─── Records supplied ───
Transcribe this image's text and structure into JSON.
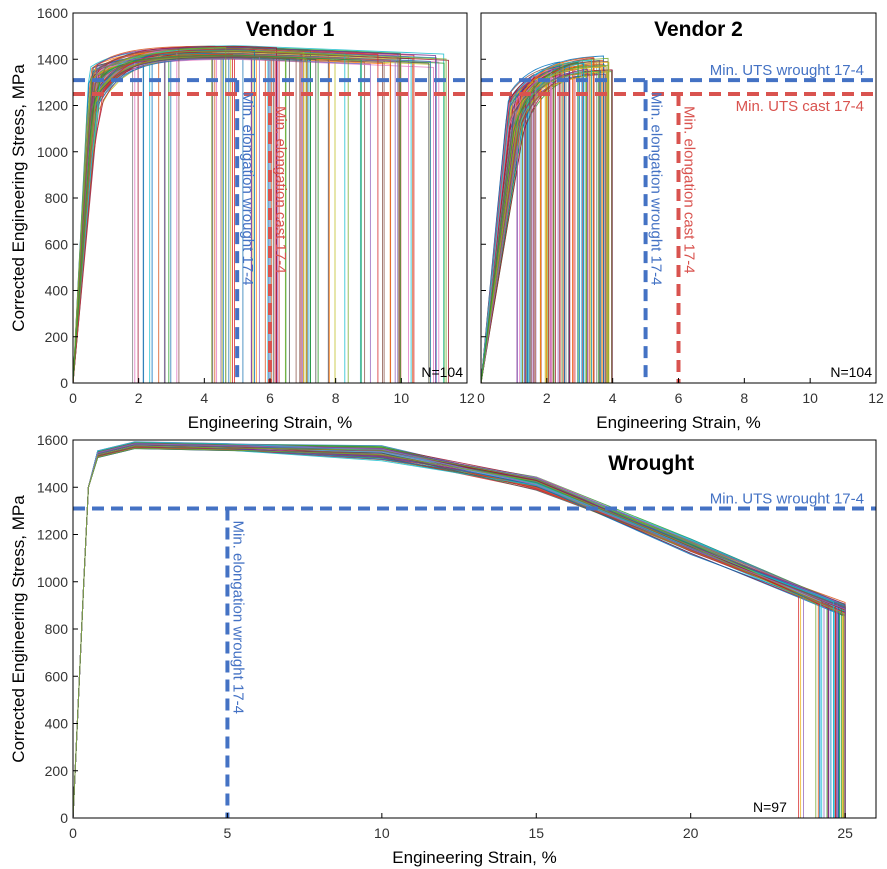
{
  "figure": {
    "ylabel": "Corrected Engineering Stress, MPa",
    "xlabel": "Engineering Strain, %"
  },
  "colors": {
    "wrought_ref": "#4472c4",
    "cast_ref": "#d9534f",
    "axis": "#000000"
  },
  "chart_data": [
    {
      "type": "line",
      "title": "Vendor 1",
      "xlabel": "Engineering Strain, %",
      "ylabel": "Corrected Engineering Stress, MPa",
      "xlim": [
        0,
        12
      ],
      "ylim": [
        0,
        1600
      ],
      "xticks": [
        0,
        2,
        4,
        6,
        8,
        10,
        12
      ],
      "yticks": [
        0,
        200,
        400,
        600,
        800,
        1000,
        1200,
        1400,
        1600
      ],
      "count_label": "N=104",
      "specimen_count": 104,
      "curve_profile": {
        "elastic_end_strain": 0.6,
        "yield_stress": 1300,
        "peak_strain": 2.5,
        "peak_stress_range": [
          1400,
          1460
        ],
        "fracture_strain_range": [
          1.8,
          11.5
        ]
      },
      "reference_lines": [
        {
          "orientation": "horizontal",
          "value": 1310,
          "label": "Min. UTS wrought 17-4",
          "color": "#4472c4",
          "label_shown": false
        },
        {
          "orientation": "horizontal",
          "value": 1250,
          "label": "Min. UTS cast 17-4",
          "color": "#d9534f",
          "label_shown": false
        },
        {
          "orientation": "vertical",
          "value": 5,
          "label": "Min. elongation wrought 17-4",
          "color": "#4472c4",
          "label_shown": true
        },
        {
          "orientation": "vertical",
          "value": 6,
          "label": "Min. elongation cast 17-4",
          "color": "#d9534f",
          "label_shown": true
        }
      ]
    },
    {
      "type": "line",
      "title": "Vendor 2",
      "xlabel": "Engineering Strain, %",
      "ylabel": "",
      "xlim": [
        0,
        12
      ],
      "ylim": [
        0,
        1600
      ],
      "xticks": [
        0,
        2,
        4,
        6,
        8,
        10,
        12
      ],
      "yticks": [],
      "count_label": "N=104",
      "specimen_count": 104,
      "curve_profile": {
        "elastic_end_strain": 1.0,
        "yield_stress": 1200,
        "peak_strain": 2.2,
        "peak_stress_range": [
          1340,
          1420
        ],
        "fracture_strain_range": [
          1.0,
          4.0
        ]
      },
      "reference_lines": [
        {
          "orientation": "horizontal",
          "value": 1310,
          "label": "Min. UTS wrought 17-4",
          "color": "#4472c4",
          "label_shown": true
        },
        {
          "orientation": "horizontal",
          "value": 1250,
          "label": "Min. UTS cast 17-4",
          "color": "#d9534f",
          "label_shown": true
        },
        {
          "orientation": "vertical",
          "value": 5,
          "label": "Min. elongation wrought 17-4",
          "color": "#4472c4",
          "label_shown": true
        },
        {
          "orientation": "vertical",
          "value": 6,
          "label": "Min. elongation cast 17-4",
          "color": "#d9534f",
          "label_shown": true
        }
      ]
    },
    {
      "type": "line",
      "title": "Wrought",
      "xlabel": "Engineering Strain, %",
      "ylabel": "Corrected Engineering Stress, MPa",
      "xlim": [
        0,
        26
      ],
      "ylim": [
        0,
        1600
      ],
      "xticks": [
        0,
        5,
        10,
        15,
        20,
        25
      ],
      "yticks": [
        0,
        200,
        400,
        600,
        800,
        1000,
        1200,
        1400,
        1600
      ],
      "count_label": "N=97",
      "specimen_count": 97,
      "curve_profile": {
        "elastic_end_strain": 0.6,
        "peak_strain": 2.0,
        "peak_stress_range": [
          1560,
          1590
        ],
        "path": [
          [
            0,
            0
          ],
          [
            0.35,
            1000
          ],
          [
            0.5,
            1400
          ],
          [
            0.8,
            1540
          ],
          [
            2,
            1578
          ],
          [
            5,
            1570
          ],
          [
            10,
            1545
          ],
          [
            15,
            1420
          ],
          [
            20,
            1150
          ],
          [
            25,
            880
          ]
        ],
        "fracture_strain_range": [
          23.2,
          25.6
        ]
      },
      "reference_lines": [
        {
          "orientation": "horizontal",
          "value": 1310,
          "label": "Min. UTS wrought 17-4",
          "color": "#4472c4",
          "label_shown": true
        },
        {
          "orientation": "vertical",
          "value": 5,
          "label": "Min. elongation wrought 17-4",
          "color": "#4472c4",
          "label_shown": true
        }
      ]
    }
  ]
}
───
Task goal
Pictures are not part of the copy; output everything else in the records exactly.

Expected answer
Transcribe this image's text and structure into JSON.
{
  "figure": {
    "ylabel": "Corrected Engineering Stress, MPa",
    "xlabel": "Engineering Strain, %"
  },
  "colors": {
    "wrought_ref": "#4472c4",
    "cast_ref": "#d9534f",
    "axis": "#000000"
  },
  "chart_data": [
    {
      "type": "line",
      "title": "Vendor 1",
      "xlabel": "Engineering Strain, %",
      "ylabel": "Corrected Engineering Stress, MPa",
      "xlim": [
        0,
        12
      ],
      "ylim": [
        0,
        1600
      ],
      "xticks": [
        0,
        2,
        4,
        6,
        8,
        10,
        12
      ],
      "yticks": [
        0,
        200,
        400,
        600,
        800,
        1000,
        1200,
        1400,
        1600
      ],
      "count_label": "N=104",
      "specimen_count": 104,
      "curve_profile": {
        "elastic_end_strain": 0.6,
        "yield_stress": 1300,
        "peak_strain": 2.5,
        "peak_stress_range": [
          1400,
          1460
        ],
        "fracture_strain_range": [
          1.8,
          11.5
        ]
      },
      "reference_lines": [
        {
          "orientation": "horizontal",
          "value": 1310,
          "label": "Min. UTS wrought 17-4",
          "color": "#4472c4",
          "label_shown": false
        },
        {
          "orientation": "horizontal",
          "value": 1250,
          "label": "Min. UTS cast 17-4",
          "color": "#d9534f",
          "label_shown": false
        },
        {
          "orientation": "vertical",
          "value": 5,
          "label": "Min. elongation wrought 17-4",
          "color": "#4472c4",
          "label_shown": true
        },
        {
          "orientation": "vertical",
          "value": 6,
          "label": "Min. elongation cast 17-4",
          "color": "#d9534f",
          "label_shown": true
        }
      ]
    },
    {
      "type": "line",
      "title": "Vendor 2",
      "xlabel": "Engineering Strain, %",
      "ylabel": "",
      "xlim": [
        0,
        12
      ],
      "ylim": [
        0,
        1600
      ],
      "xticks": [
        0,
        2,
        4,
        6,
        8,
        10,
        12
      ],
      "yticks": [],
      "count_label": "N=104",
      "specimen_count": 104,
      "curve_profile": {
        "elastic_end_strain": 1.0,
        "yield_stress": 1200,
        "peak_strain": 2.2,
        "peak_stress_range": [
          1340,
          1420
        ],
        "fracture_strain_range": [
          1.0,
          4.0
        ]
      },
      "reference_lines": [
        {
          "orientation": "horizontal",
          "value": 1310,
          "label": "Min. UTS wrought 17-4",
          "color": "#4472c4",
          "label_shown": true
        },
        {
          "orientation": "horizontal",
          "value": 1250,
          "label": "Min. UTS cast 17-4",
          "color": "#d9534f",
          "label_shown": true
        },
        {
          "orientation": "vertical",
          "value": 5,
          "label": "Min. elongation wrought 17-4",
          "color": "#4472c4",
          "label_shown": true
        },
        {
          "orientation": "vertical",
          "value": 6,
          "label": "Min. elongation cast 17-4",
          "color": "#d9534f",
          "label_shown": true
        }
      ]
    },
    {
      "type": "line",
      "title": "Wrought",
      "xlabel": "Engineering Strain, %",
      "ylabel": "Corrected Engineering Stress, MPa",
      "xlim": [
        0,
        26
      ],
      "ylim": [
        0,
        1600
      ],
      "xticks": [
        0,
        5,
        10,
        15,
        20,
        25
      ],
      "yticks": [
        0,
        200,
        400,
        600,
        800,
        1000,
        1200,
        1400,
        1600
      ],
      "count_label": "N=97",
      "specimen_count": 97,
      "curve_profile": {
        "elastic_end_strain": 0.6,
        "peak_strain": 2.0,
        "peak_stress_range": [
          1560,
          1590
        ],
        "path": [
          [
            0,
            0
          ],
          [
            0.35,
            1000
          ],
          [
            0.5,
            1400
          ],
          [
            0.8,
            1540
          ],
          [
            2,
            1578
          ],
          [
            5,
            1570
          ],
          [
            10,
            1545
          ],
          [
            15,
            1420
          ],
          [
            20,
            1150
          ],
          [
            25,
            880
          ]
        ],
        "fracture_strain_range": [
          23.2,
          25.6
        ]
      },
      "reference_lines": [
        {
          "orientation": "horizontal",
          "value": 1310,
          "label": "Min. UTS wrought 17-4",
          "color": "#4472c4",
          "label_shown": true
        },
        {
          "orientation": "vertical",
          "value": 5,
          "label": "Min. elongation wrought 17-4",
          "color": "#4472c4",
          "label_shown": true
        }
      ]
    }
  ]
}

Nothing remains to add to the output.